-- begin --
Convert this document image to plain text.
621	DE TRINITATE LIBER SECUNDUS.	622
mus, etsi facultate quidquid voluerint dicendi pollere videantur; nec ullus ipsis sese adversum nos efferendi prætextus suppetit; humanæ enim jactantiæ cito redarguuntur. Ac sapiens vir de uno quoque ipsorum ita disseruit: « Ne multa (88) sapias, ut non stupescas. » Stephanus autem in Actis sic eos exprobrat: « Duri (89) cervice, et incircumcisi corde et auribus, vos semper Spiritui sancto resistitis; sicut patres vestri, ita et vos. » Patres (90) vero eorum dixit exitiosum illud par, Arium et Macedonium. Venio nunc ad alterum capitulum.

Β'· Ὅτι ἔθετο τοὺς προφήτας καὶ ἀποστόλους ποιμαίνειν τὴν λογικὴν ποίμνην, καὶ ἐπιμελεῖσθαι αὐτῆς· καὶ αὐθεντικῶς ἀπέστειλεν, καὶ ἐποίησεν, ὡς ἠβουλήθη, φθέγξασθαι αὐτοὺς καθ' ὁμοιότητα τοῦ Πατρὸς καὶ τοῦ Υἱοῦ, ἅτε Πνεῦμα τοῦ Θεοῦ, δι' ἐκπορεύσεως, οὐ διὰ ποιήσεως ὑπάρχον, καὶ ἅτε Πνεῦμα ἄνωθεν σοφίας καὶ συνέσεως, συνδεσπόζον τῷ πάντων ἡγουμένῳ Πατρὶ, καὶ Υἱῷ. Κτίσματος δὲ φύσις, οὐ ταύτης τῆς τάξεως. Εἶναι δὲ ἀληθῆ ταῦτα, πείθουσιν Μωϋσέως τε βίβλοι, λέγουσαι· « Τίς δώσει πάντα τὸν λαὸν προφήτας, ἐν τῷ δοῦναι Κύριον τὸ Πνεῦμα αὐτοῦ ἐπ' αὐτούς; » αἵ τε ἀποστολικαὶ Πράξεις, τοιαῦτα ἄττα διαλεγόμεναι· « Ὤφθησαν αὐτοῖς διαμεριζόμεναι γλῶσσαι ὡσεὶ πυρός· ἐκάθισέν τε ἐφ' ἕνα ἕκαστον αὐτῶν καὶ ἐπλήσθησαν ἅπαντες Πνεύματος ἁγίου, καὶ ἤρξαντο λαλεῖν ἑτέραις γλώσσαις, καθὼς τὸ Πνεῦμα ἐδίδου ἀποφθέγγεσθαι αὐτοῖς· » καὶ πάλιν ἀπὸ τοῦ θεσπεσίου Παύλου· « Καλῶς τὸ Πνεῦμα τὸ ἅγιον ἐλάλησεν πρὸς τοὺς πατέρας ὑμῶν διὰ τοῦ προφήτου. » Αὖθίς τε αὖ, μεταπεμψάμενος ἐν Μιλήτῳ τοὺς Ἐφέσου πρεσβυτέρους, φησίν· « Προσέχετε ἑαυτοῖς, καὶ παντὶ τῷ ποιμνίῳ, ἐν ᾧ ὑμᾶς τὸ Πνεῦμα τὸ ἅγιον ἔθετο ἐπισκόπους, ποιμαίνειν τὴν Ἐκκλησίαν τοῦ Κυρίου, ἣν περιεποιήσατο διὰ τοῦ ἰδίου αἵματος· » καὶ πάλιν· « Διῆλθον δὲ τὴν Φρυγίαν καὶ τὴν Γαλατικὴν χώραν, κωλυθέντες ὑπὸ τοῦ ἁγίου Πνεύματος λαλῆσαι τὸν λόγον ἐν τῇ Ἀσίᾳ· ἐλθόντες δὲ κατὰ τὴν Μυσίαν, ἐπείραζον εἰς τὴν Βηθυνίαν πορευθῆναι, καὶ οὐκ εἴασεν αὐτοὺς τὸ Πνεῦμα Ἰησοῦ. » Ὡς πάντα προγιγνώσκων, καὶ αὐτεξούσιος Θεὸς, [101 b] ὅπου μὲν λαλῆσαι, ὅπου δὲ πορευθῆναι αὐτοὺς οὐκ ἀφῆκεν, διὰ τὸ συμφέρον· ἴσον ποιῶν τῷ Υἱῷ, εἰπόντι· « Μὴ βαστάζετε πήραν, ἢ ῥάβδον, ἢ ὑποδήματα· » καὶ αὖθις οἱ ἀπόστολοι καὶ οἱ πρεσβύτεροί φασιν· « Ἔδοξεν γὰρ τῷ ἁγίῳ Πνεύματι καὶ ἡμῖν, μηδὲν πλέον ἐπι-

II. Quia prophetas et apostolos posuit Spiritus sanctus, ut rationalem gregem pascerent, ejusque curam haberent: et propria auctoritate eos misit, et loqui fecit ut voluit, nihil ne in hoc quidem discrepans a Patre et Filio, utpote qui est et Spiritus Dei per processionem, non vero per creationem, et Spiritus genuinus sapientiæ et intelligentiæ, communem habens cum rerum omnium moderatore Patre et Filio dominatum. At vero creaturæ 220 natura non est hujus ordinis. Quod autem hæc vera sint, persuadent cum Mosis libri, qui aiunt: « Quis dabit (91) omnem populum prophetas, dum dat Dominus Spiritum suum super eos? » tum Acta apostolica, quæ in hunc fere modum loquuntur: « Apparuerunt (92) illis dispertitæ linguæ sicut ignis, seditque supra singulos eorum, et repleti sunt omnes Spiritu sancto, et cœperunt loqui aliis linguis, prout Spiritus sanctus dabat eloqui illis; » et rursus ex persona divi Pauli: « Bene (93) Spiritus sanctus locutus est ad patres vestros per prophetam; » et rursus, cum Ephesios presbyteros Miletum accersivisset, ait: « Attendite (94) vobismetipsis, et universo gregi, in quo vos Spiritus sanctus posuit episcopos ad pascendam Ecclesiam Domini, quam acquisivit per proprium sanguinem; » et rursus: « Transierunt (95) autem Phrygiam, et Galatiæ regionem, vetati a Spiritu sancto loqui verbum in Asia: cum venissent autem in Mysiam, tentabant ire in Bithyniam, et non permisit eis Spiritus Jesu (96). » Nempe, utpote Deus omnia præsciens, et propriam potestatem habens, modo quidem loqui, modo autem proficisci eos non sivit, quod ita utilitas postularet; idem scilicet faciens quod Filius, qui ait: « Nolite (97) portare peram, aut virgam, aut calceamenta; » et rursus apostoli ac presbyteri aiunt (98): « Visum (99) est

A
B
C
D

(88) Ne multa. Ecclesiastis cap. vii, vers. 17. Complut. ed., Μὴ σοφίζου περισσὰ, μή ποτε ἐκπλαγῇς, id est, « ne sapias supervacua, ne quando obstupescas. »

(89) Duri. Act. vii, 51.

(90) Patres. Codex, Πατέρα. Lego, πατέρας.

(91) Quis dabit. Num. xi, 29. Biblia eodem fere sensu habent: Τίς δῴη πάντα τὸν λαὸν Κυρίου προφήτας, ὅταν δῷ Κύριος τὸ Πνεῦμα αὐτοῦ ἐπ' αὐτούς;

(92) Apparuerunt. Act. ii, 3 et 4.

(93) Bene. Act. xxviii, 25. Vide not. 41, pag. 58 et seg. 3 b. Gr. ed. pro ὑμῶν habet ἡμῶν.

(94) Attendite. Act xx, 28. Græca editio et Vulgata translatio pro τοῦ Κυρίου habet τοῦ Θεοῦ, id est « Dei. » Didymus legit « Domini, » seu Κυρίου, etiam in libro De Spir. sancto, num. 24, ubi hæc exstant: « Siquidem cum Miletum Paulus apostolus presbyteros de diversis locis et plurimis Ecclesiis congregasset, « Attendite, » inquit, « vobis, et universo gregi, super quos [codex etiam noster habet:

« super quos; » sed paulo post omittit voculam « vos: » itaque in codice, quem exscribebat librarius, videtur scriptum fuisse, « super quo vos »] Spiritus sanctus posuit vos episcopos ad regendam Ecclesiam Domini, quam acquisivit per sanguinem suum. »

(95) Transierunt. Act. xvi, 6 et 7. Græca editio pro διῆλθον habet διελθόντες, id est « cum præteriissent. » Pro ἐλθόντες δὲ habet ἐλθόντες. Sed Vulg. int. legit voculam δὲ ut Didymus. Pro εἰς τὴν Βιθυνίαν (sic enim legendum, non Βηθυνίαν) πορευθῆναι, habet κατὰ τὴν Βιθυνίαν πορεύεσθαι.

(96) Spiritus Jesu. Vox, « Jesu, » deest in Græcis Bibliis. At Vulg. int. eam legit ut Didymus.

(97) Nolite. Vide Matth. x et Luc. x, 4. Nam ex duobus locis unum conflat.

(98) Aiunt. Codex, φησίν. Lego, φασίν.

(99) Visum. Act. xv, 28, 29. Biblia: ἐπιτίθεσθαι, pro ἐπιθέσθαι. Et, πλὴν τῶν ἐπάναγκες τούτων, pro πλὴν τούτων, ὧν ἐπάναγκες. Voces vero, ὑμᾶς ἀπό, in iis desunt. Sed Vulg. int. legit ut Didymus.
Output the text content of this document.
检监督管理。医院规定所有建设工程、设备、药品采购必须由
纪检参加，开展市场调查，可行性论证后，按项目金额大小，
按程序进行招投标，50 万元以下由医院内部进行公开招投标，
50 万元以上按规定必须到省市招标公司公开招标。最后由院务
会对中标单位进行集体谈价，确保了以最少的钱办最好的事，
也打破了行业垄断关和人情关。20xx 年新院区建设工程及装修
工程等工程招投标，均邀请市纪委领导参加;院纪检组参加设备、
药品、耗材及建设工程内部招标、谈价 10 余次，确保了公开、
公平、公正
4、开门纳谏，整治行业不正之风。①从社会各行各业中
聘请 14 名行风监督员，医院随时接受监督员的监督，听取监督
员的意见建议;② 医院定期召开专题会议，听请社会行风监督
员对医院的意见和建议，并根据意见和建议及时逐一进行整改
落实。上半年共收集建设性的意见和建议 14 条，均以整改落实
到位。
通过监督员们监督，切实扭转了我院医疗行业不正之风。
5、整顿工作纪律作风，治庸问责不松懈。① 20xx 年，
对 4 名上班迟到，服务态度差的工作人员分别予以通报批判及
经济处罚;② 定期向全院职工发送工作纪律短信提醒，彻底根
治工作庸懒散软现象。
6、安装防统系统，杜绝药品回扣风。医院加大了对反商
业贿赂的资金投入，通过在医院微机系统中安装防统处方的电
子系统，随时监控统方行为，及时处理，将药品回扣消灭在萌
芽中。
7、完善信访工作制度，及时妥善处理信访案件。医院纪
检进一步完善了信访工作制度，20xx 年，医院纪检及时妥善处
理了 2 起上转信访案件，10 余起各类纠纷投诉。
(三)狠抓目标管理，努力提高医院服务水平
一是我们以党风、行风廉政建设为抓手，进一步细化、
-- end --
*OBJECTIVE*
Gather from the records above every line containing the string "habet".

*EXERCISE RESPONSE*
(93) Bene. Act. xxviii, 25. Vide not. 41, pag. 58 et seg. 3 b. Gr. ed. pro ὑμῶν habet ἡμῶν.
(94) Attendite. Act xx, 28. Græca editio et Vulgata translatio pro τοῦ Κυρίου habet τοῦ Θεοῦ, id est « Dei. » Didymus legit « Domini, » seu Κυρίου, etiam in libro De Spir. sancto, num. 24, ubi hæc exstant: « Siquidem cum Miletum Paulus apostolus presbyteros de diversis locis et plurimis Ecclesiis congregasset, « Attendite, » inquit, « vobis, et universo gregi, super quos [codex etiam noster habet:
(95) Transierunt. Act. xvi, 6 et 7. Græca editio pro διῆλθον habet διελθόντες, id est « cum præteriissent. » Pro ἐλθόντες δὲ habet ἐλθόντες. Sed Vulg. int. legit voculam δὲ ut Didymus. Pro εἰς τὴν Βιθυνίαν (sic enim legendum, non Βηθυνίαν) πορευθῆναι, habet κατὰ τὴν Βιθυνίαν πορεύεσθαι.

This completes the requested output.